## Start MATERIAL SHOWN

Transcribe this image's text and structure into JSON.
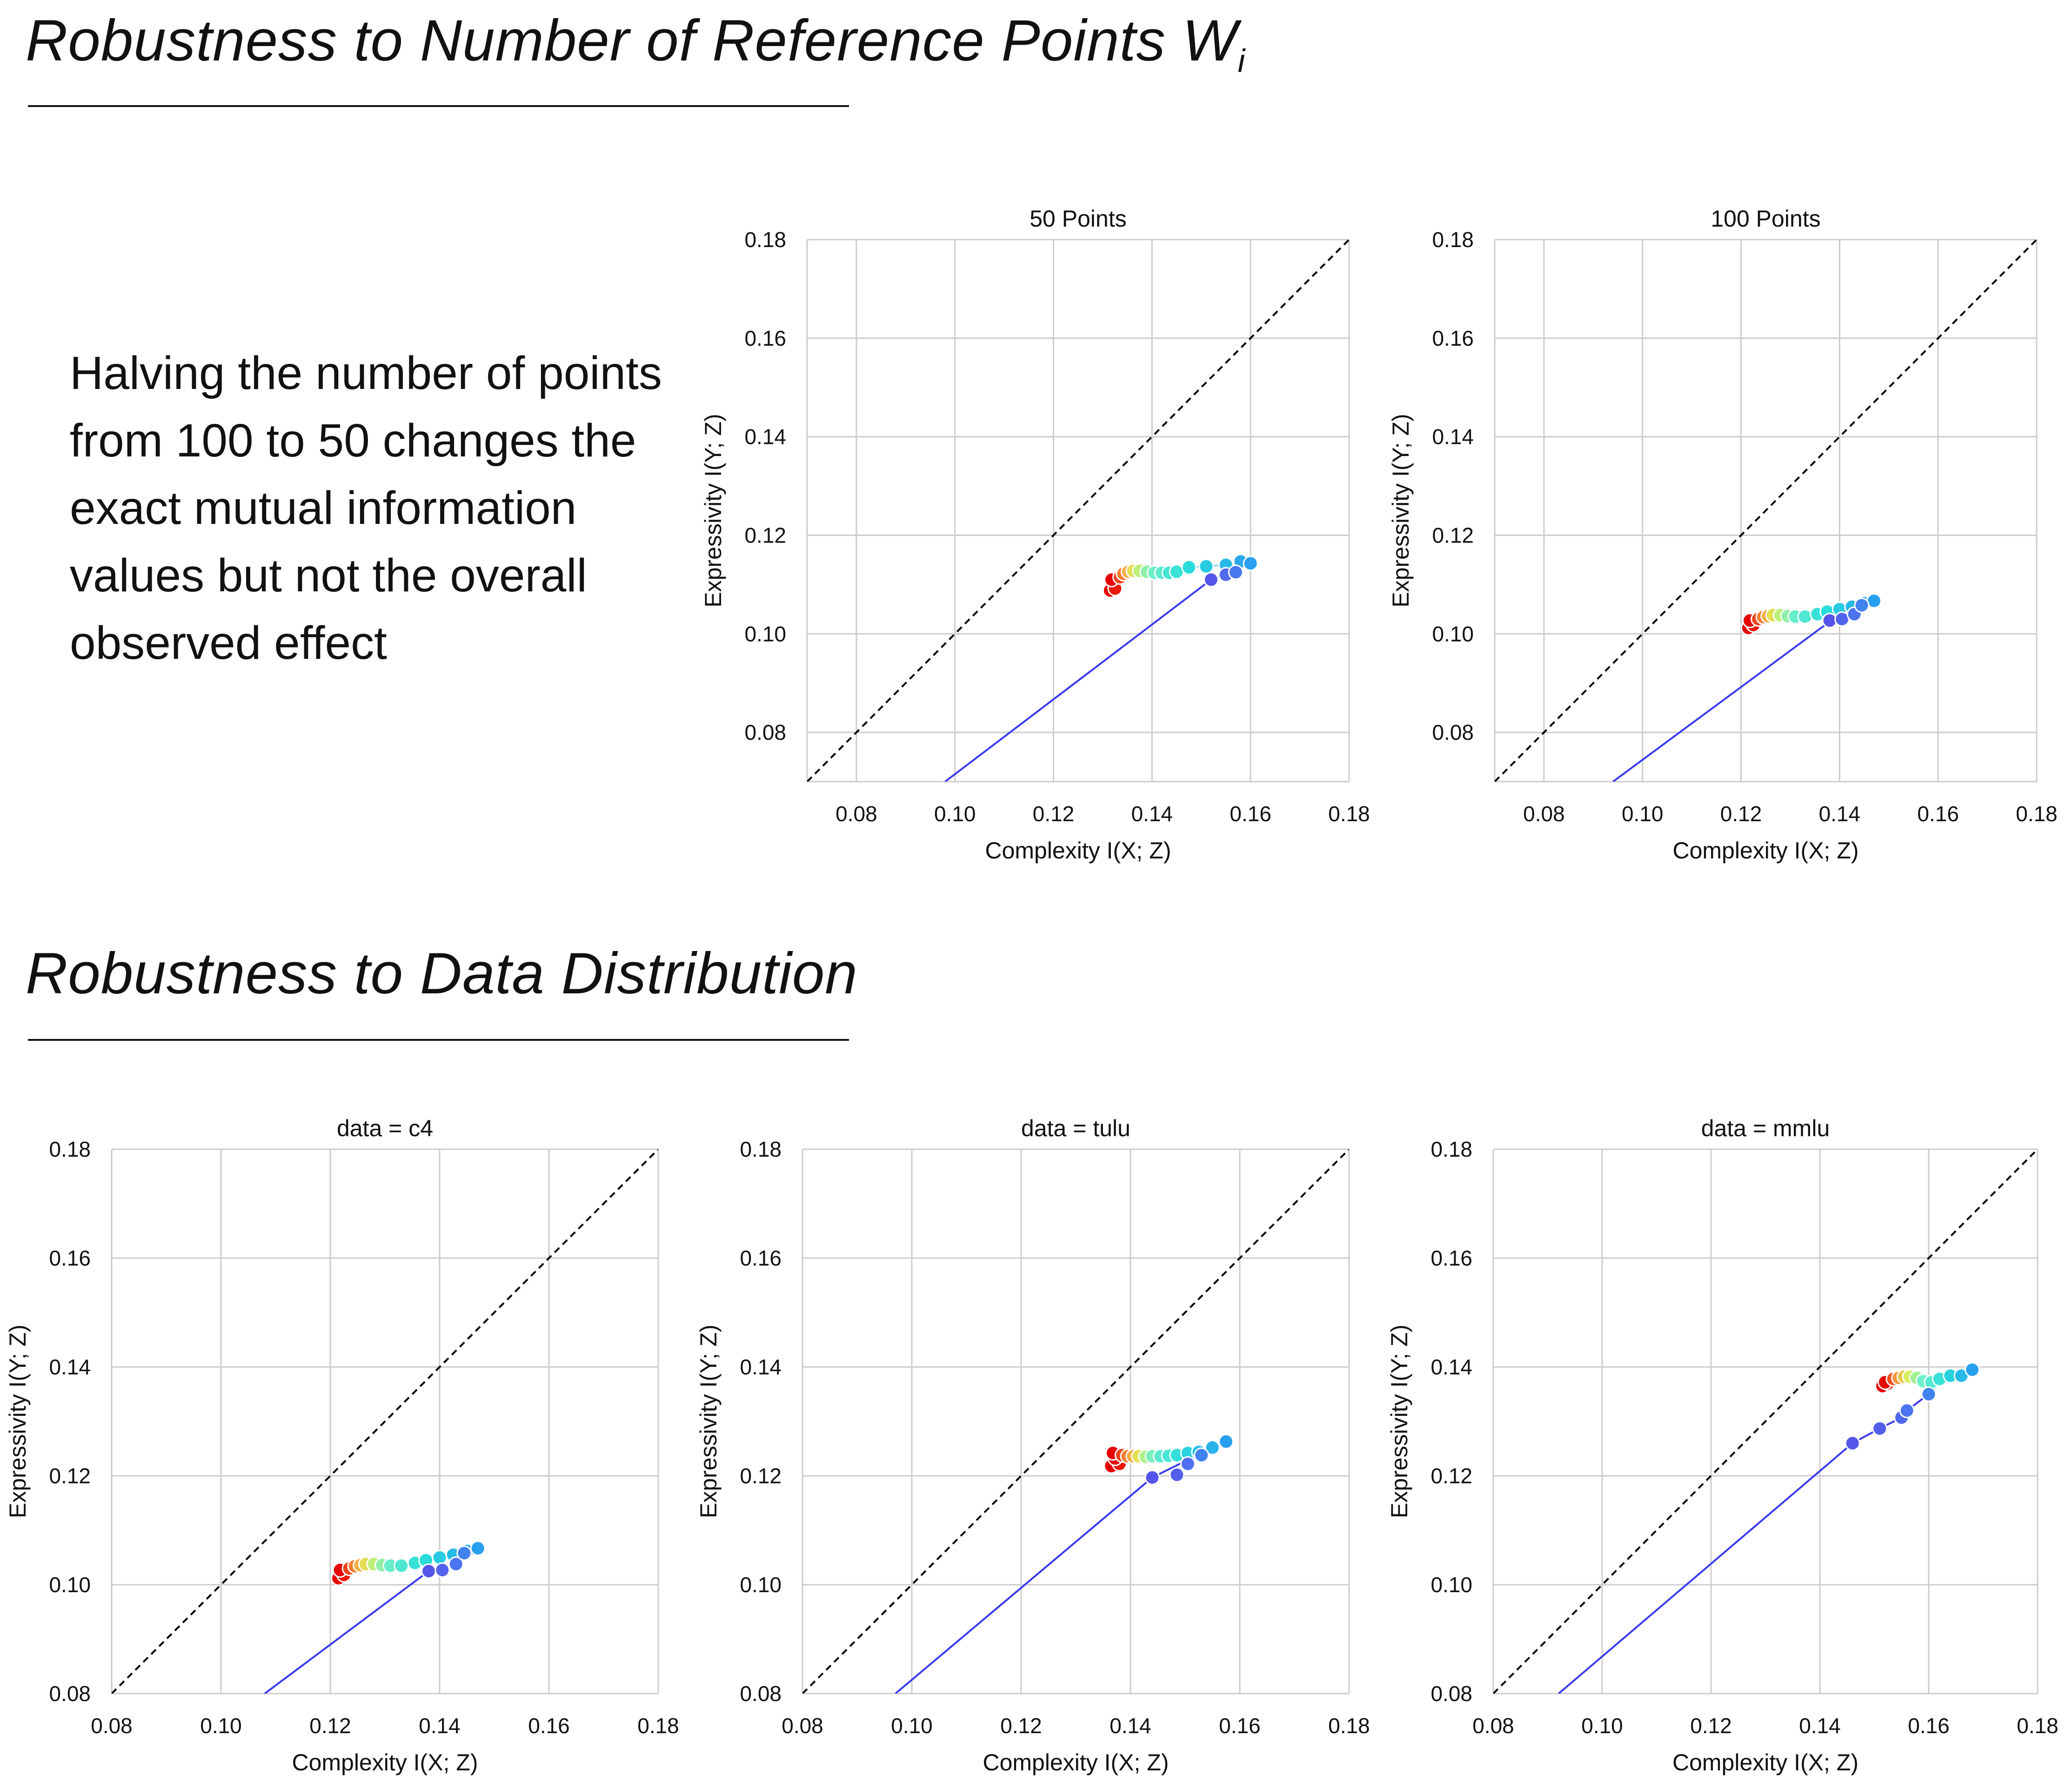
{
  "section1": {
    "title": "Robustness to Number of Reference Points W",
    "title_subscript": "i",
    "description": "Halving the number of points from 100 to 50 changes the exact mutual information values but not the overall observed effect"
  },
  "section2": {
    "title": "Robustness to Data Distribution"
  },
  "colors": {
    "frontier_line": "#3a3af0",
    "diagonal": "#000000",
    "grid": "#cccccc",
    "colormap": "rainbow (red → yellow → cyan → blue)"
  },
  "chart_data": [
    {
      "type": "scatter",
      "title": "50 Points",
      "xlabel": "Complexity I(X; Z)",
      "ylabel": "Expressivity I(Y; Z)",
      "xlim": [
        0.07,
        0.18
      ],
      "ylim": [
        0.07,
        0.18
      ],
      "xticks": [
        "0.08",
        "0.10",
        "0.12",
        "0.14",
        "0.16",
        "0.18"
      ],
      "yticks": [
        "0.08",
        "0.10",
        "0.12",
        "0.14",
        "0.16",
        "0.18"
      ],
      "diagonal": true,
      "frontier": [
        [
          0.098,
          0.07
        ],
        [
          0.152,
          0.111
        ],
        [
          0.155,
          0.112
        ],
        [
          0.157,
          0.1125
        ],
        [
          0.16,
          0.1145
        ]
      ],
      "points": [
        {
          "x": 0.1315,
          "y": 0.1088,
          "c": 0.0
        },
        {
          "x": 0.1325,
          "y": 0.1092,
          "c": 0.03
        },
        {
          "x": 0.1318,
          "y": 0.111,
          "c": 0.0
        },
        {
          "x": 0.1335,
          "y": 0.1115,
          "c": 0.08
        },
        {
          "x": 0.1342,
          "y": 0.1122,
          "c": 0.15
        },
        {
          "x": 0.1352,
          "y": 0.1126,
          "c": 0.22
        },
        {
          "x": 0.1362,
          "y": 0.1128,
          "c": 0.3
        },
        {
          "x": 0.1375,
          "y": 0.1128,
          "c": 0.38
        },
        {
          "x": 0.139,
          "y": 0.1126,
          "c": 0.45
        },
        {
          "x": 0.1405,
          "y": 0.1124,
          "c": 0.5
        },
        {
          "x": 0.142,
          "y": 0.1124,
          "c": 0.55
        },
        {
          "x": 0.1435,
          "y": 0.1124,
          "c": 0.6
        },
        {
          "x": 0.145,
          "y": 0.1126,
          "c": 0.63
        },
        {
          "x": 0.1475,
          "y": 0.1135,
          "c": 0.68
        },
        {
          "x": 0.151,
          "y": 0.1137,
          "c": 0.72
        },
        {
          "x": 0.155,
          "y": 0.114,
          "c": 0.76
        },
        {
          "x": 0.158,
          "y": 0.1147,
          "c": 0.8
        },
        {
          "x": 0.16,
          "y": 0.1143,
          "c": 0.82
        },
        {
          "x": 0.152,
          "y": 0.111,
          "c": 0.97
        },
        {
          "x": 0.155,
          "y": 0.112,
          "c": 0.93
        },
        {
          "x": 0.157,
          "y": 0.1125,
          "c": 0.9
        }
      ]
    },
    {
      "type": "scatter",
      "title": "100 Points",
      "xlabel": "Complexity I(X; Z)",
      "ylabel": "Expressivity I(Y; Z)",
      "xlim": [
        0.07,
        0.18
      ],
      "ylim": [
        0.07,
        0.18
      ],
      "xticks": [
        "0.08",
        "0.10",
        "0.12",
        "0.14",
        "0.16",
        "0.18"
      ],
      "yticks": [
        "0.08",
        "0.10",
        "0.12",
        "0.14",
        "0.16",
        "0.18"
      ],
      "diagonal": true,
      "frontier": [
        [
          0.094,
          0.07
        ],
        [
          0.138,
          0.1025
        ],
        [
          0.141,
          0.103
        ],
        [
          0.143,
          0.104
        ],
        [
          0.147,
          0.1065
        ]
      ],
      "points": [
        {
          "x": 0.1215,
          "y": 0.1012,
          "c": 0.0
        },
        {
          "x": 0.1225,
          "y": 0.1018,
          "c": 0.03
        },
        {
          "x": 0.1218,
          "y": 0.1027,
          "c": 0.0
        },
        {
          "x": 0.1235,
          "y": 0.103,
          "c": 0.08
        },
        {
          "x": 0.1245,
          "y": 0.1034,
          "c": 0.15
        },
        {
          "x": 0.1255,
          "y": 0.1036,
          "c": 0.22
        },
        {
          "x": 0.1265,
          "y": 0.1038,
          "c": 0.3
        },
        {
          "x": 0.128,
          "y": 0.1038,
          "c": 0.38
        },
        {
          "x": 0.1295,
          "y": 0.1036,
          "c": 0.45
        },
        {
          "x": 0.131,
          "y": 0.1035,
          "c": 0.52
        },
        {
          "x": 0.133,
          "y": 0.1035,
          "c": 0.58
        },
        {
          "x": 0.1355,
          "y": 0.104,
          "c": 0.64
        },
        {
          "x": 0.1375,
          "y": 0.1045,
          "c": 0.68
        },
        {
          "x": 0.14,
          "y": 0.105,
          "c": 0.72
        },
        {
          "x": 0.1425,
          "y": 0.1055,
          "c": 0.76
        },
        {
          "x": 0.145,
          "y": 0.1062,
          "c": 0.8
        },
        {
          "x": 0.147,
          "y": 0.1067,
          "c": 0.82
        },
        {
          "x": 0.138,
          "y": 0.1027,
          "c": 0.97
        },
        {
          "x": 0.1405,
          "y": 0.103,
          "c": 0.94
        },
        {
          "x": 0.143,
          "y": 0.104,
          "c": 0.91
        },
        {
          "x": 0.1445,
          "y": 0.1058,
          "c": 0.88
        }
      ]
    },
    {
      "type": "scatter",
      "title": "data = c4",
      "xlabel": "Complexity I(X; Z)",
      "ylabel": "Expressivity I(Y; Z)",
      "xlim": [
        0.08,
        0.18
      ],
      "ylim": [
        0.08,
        0.18
      ],
      "xticks": [
        "0.08",
        "0.10",
        "0.12",
        "0.14",
        "0.16",
        "0.18"
      ],
      "yticks": [
        "0.08",
        "0.10",
        "0.12",
        "0.14",
        "0.16",
        "0.18"
      ],
      "diagonal": true,
      "frontier": [
        [
          0.108,
          0.08
        ],
        [
          0.138,
          0.1025
        ],
        [
          0.141,
          0.103
        ],
        [
          0.143,
          0.104
        ],
        [
          0.147,
          0.1065
        ]
      ],
      "points": [
        {
          "x": 0.1215,
          "y": 0.1012,
          "c": 0.0
        },
        {
          "x": 0.1225,
          "y": 0.1018,
          "c": 0.03
        },
        {
          "x": 0.1218,
          "y": 0.1027,
          "c": 0.0
        },
        {
          "x": 0.1235,
          "y": 0.103,
          "c": 0.08
        },
        {
          "x": 0.1245,
          "y": 0.1034,
          "c": 0.15
        },
        {
          "x": 0.1255,
          "y": 0.1036,
          "c": 0.22
        },
        {
          "x": 0.1265,
          "y": 0.1038,
          "c": 0.3
        },
        {
          "x": 0.128,
          "y": 0.1038,
          "c": 0.38
        },
        {
          "x": 0.1295,
          "y": 0.1036,
          "c": 0.45
        },
        {
          "x": 0.131,
          "y": 0.1035,
          "c": 0.52
        },
        {
          "x": 0.133,
          "y": 0.1035,
          "c": 0.58
        },
        {
          "x": 0.1355,
          "y": 0.104,
          "c": 0.64
        },
        {
          "x": 0.1375,
          "y": 0.1045,
          "c": 0.68
        },
        {
          "x": 0.14,
          "y": 0.105,
          "c": 0.72
        },
        {
          "x": 0.1425,
          "y": 0.1055,
          "c": 0.76
        },
        {
          "x": 0.145,
          "y": 0.1062,
          "c": 0.8
        },
        {
          "x": 0.147,
          "y": 0.1067,
          "c": 0.82
        },
        {
          "x": 0.138,
          "y": 0.1025,
          "c": 0.97
        },
        {
          "x": 0.1405,
          "y": 0.1027,
          "c": 0.94
        },
        {
          "x": 0.143,
          "y": 0.1038,
          "c": 0.91
        },
        {
          "x": 0.1445,
          "y": 0.1058,
          "c": 0.88
        }
      ]
    },
    {
      "type": "scatter",
      "title": "data = tulu",
      "xlabel": "Complexity I(X; Z)",
      "ylabel": "Expressivity I(Y; Z)",
      "xlim": [
        0.08,
        0.18
      ],
      "ylim": [
        0.08,
        0.18
      ],
      "xticks": [
        "0.08",
        "0.10",
        "0.12",
        "0.14",
        "0.16",
        "0.18"
      ],
      "yticks": [
        "0.08",
        "0.10",
        "0.12",
        "0.14",
        "0.16",
        "0.18"
      ],
      "diagonal": true,
      "frontier": [
        [
          0.097,
          0.08
        ],
        [
          0.144,
          0.1197
        ],
        [
          0.149,
          0.1222
        ],
        [
          0.153,
          0.124
        ],
        [
          0.158,
          0.1262
        ]
      ],
      "points": [
        {
          "x": 0.1365,
          "y": 0.1218,
          "c": 0.0
        },
        {
          "x": 0.138,
          "y": 0.1222,
          "c": 0.03
        },
        {
          "x": 0.1372,
          "y": 0.1232,
          "c": 0.0
        },
        {
          "x": 0.1368,
          "y": 0.1242,
          "c": 0.0
        },
        {
          "x": 0.1385,
          "y": 0.1238,
          "c": 0.08
        },
        {
          "x": 0.1395,
          "y": 0.1236,
          "c": 0.15
        },
        {
          "x": 0.1405,
          "y": 0.1236,
          "c": 0.22
        },
        {
          "x": 0.1415,
          "y": 0.1236,
          "c": 0.3
        },
        {
          "x": 0.1428,
          "y": 0.1235,
          "c": 0.4
        },
        {
          "x": 0.144,
          "y": 0.1236,
          "c": 0.48
        },
        {
          "x": 0.1455,
          "y": 0.1236,
          "c": 0.55
        },
        {
          "x": 0.147,
          "y": 0.1237,
          "c": 0.6
        },
        {
          "x": 0.1485,
          "y": 0.1238,
          "c": 0.65
        },
        {
          "x": 0.1505,
          "y": 0.1242,
          "c": 0.7
        },
        {
          "x": 0.1525,
          "y": 0.1244,
          "c": 0.74
        },
        {
          "x": 0.155,
          "y": 0.1252,
          "c": 0.78
        },
        {
          "x": 0.1575,
          "y": 0.1263,
          "c": 0.82
        },
        {
          "x": 0.144,
          "y": 0.1197,
          "c": 0.97
        },
        {
          "x": 0.1485,
          "y": 0.1202,
          "c": 0.95
        },
        {
          "x": 0.1505,
          "y": 0.1222,
          "c": 0.92
        },
        {
          "x": 0.153,
          "y": 0.1238,
          "c": 0.88
        }
      ]
    },
    {
      "type": "scatter",
      "title": "data = mmlu",
      "xlabel": "Complexity I(X; Z)",
      "ylabel": "Expressivity I(Y; Z)",
      "xlim": [
        0.08,
        0.18
      ],
      "ylim": [
        0.08,
        0.18
      ],
      "xticks": [
        "0.08",
        "0.10",
        "0.12",
        "0.14",
        "0.16",
        "0.18"
      ],
      "yticks": [
        "0.08",
        "0.10",
        "0.12",
        "0.14",
        "0.16",
        "0.18"
      ],
      "diagonal": true,
      "frontier": [
        [
          0.092,
          0.08
        ],
        [
          0.146,
          0.126
        ],
        [
          0.151,
          0.1287
        ],
        [
          0.155,
          0.1307
        ],
        [
          0.156,
          0.132
        ],
        [
          0.16,
          0.135
        ],
        [
          0.163,
          0.138
        ],
        [
          0.168,
          0.1395
        ]
      ],
      "points": [
        {
          "x": 0.1515,
          "y": 0.1365,
          "c": 0.0
        },
        {
          "x": 0.1525,
          "y": 0.137,
          "c": 0.03
        },
        {
          "x": 0.152,
          "y": 0.1372,
          "c": 0.0
        },
        {
          "x": 0.1535,
          "y": 0.1378,
          "c": 0.1
        },
        {
          "x": 0.1545,
          "y": 0.138,
          "c": 0.18
        },
        {
          "x": 0.1555,
          "y": 0.1382,
          "c": 0.26
        },
        {
          "x": 0.1565,
          "y": 0.1382,
          "c": 0.34
        },
        {
          "x": 0.1578,
          "y": 0.138,
          "c": 0.42
        },
        {
          "x": 0.159,
          "y": 0.1374,
          "c": 0.5
        },
        {
          "x": 0.1605,
          "y": 0.1372,
          "c": 0.56
        },
        {
          "x": 0.162,
          "y": 0.1378,
          "c": 0.64
        },
        {
          "x": 0.164,
          "y": 0.1384,
          "c": 0.7
        },
        {
          "x": 0.166,
          "y": 0.1384,
          "c": 0.76
        },
        {
          "x": 0.168,
          "y": 0.1395,
          "c": 0.82
        },
        {
          "x": 0.146,
          "y": 0.126,
          "c": 0.97
        },
        {
          "x": 0.151,
          "y": 0.1287,
          "c": 0.95
        },
        {
          "x": 0.155,
          "y": 0.1307,
          "c": 0.93
        },
        {
          "x": 0.156,
          "y": 0.132,
          "c": 0.91
        },
        {
          "x": 0.16,
          "y": 0.135,
          "c": 0.88
        }
      ]
    }
  ]
}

## End MATERIAL SHOWN

**WHAT IS REQUIRED:**
Look through the listing above and count the lines where the string "Robustness" appears. Report the number only.

**OUTPUT OF THE EXERCISE:**
2